**What is needed**
Repeat the listing in full, word for word.
◇ ◇ ◇
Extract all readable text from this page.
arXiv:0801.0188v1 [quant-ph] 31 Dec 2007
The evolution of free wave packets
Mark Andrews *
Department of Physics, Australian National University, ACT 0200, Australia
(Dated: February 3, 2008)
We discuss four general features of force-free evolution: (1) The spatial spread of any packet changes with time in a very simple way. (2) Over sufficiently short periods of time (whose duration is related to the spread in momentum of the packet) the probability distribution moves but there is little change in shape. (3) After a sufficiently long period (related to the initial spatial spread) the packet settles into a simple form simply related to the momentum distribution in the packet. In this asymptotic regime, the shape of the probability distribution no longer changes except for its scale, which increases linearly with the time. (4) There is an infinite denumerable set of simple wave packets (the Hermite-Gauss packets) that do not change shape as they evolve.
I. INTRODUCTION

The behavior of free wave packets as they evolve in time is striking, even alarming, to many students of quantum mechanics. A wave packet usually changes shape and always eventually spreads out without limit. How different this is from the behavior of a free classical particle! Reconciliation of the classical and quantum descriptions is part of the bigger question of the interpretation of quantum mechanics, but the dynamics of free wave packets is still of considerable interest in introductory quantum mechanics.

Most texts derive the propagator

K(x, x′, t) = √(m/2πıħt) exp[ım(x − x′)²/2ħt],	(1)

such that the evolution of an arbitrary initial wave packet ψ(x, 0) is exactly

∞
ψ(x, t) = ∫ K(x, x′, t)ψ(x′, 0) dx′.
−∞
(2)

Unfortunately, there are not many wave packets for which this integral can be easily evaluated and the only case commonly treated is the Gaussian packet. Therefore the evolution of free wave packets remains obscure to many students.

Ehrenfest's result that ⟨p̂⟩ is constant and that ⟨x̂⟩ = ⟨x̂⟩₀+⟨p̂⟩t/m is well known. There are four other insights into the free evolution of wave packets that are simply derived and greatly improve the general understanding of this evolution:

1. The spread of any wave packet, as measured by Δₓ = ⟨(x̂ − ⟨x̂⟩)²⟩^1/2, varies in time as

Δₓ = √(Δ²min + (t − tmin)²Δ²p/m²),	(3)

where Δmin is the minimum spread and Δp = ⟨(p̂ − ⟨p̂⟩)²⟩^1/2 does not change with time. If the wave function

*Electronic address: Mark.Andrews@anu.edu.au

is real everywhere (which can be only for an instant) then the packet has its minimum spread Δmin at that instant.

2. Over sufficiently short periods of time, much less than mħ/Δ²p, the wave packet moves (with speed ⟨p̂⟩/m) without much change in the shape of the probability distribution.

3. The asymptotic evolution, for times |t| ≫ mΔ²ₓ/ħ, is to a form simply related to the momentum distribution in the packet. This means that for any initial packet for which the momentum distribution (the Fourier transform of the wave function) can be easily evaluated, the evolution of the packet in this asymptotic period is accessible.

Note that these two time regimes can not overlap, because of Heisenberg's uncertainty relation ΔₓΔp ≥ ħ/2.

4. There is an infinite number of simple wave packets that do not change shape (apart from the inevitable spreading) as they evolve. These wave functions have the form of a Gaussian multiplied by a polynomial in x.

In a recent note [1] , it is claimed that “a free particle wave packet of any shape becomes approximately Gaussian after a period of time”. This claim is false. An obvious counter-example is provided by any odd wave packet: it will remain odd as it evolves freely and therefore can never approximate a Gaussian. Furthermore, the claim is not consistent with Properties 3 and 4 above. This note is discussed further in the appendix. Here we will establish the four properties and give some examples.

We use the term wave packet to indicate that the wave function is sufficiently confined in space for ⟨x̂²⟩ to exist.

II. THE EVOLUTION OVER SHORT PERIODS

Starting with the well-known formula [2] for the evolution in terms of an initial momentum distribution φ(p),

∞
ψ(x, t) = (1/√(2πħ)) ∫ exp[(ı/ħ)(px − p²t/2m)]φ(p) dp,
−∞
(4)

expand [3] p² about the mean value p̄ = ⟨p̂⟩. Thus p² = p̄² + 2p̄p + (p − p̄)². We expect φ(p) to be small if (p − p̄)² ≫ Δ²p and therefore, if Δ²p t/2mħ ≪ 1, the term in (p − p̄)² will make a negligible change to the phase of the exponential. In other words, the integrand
◇ ◇ ◇
**Answer in full**
Extract all readable text from this page.
arXiv:0801.0188v1 [quant-ph] 31 Dec 2007
The evolution of free wave packets
Mark Andrews *
Department of Physics, Australian National University, ACT 0200, Australia
(Dated: February 3, 2008)
We discuss four general features of force-free evolution: (1) The spatial spread of any packet changes with time in a very simple way. (2) Over sufficiently short periods of time (whose duration is related to the spread in momentum of the packet) the probability distribution moves but there is little change in shape. (3) After a sufficiently long period (related to the initial spatial spread) the packet settles into a simple form simply related to the momentum distribution in the packet. In this asymptotic regime, the shape of the probability distribution no longer changes except for its scale, which increases linearly with the time. (4) There is an infinite denumerable set of simple wave packets (the Hermite-Gauss packets) that do not change shape as they evolve.
I. INTRODUCTION

The behavior of free wave packets as they evolve in time is striking, even alarming, to many students of quantum mechanics. A wave packet usually changes shape and always eventually spreads out without limit. How different this is from the behavior of a free classical particle! Reconciliation of the classical and quantum descriptions is part of the bigger question of the interpretation of quantum mechanics, but the dynamics of free wave packets is still of considerable interest in introductory quantum mechanics.

Most texts derive the propagator

K(x, x′, t) = √(m/2πıħt) exp[ım(x − x′)²/2ħt],	(1)

such that the evolution of an arbitrary initial wave packet ψ(x, 0) is exactly

∞
ψ(x, t) = ∫ K(x, x′, t)ψ(x′, 0) dx′.
−∞
(2)

Unfortunately, there are not many wave packets for which this integral can be easily evaluated and the only case commonly treated is the Gaussian packet. Therefore the evolution of free wave packets remains obscure to many students.

Ehrenfest's result that ⟨p̂⟩ is constant and that ⟨x̂⟩ = ⟨x̂⟩₀+⟨p̂⟩t/m is well known. There are four other insights into the free evolution of wave packets that are simply derived and greatly improve the general understanding of this evolution:

1. The spread of any wave packet, as measured by Δₓ = ⟨(x̂ − ⟨x̂⟩)²⟩^1/2, varies in time as

Δₓ = √(Δ²min + (t − tmin)²Δ²p/m²),	(3)

where Δmin is the minimum spread and Δp = ⟨(p̂ − ⟨p̂⟩)²⟩^1/2 does not change with time. If the wave function

*Electronic address: Mark.Andrews@anu.edu.au

is real everywhere (which can be only for an instant) then the packet has its minimum spread Δmin at that instant.

2. Over sufficiently short periods of time, much less than mħ/Δ²p, the wave packet moves (with speed ⟨p̂⟩/m) without much change in the shape of the probability distribution.

3. The asymptotic evolution, for times |t| ≫ mΔ²ₓ/ħ, is to a form simply related to the momentum distribution in the packet. This means that for any initial packet for which the momentum distribution (the Fourier transform of the wave function) can be easily evaluated, the evolution of the packet in this asymptotic period is accessible.

Note that these two time regimes can not overlap, because of Heisenberg's uncertainty relation ΔₓΔp ≥ ħ/2.

4. There is an infinite number of simple wave packets that do not change shape (apart from the inevitable spreading) as they evolve. These wave functions have the form of a Gaussian multiplied by a polynomial in x.

In a recent note [1] , it is claimed that “a free particle wave packet of any shape becomes approximately Gaussian after a period of time”. This claim is false. An obvious counter-example is provided by any odd wave packet: it will remain odd as it evolves freely and therefore can never approximate a Gaussian. Furthermore, the claim is not consistent with Properties 3 and 4 above. This note is discussed further in the appendix. Here we will establish the four properties and give some examples.

We use the term wave packet to indicate that the wave function is sufficiently confined in space for ⟨x̂²⟩ to exist.

II. THE EVOLUTION OVER SHORT PERIODS

Starting with the well-known formula [2] for the evolution in terms of an initial momentum distribution φ(p),

∞
ψ(x, t) = (1/√(2πħ)) ∫ exp[(ı/ħ)(px − p²t/2m)]φ(p) dp,
−∞
(4)

expand [3] p² about the mean value p̄ = ⟨p̂⟩. Thus p² = p̄² + 2p̄p + (p − p̄)². We expect φ(p) to be small if (p − p̄)² ≫ Δ²p and therefore, if Δ²p t/2mħ ≪ 1, the term in (p − p̄)² will make a negligible change to the phase of the exponential. In other words, the integrand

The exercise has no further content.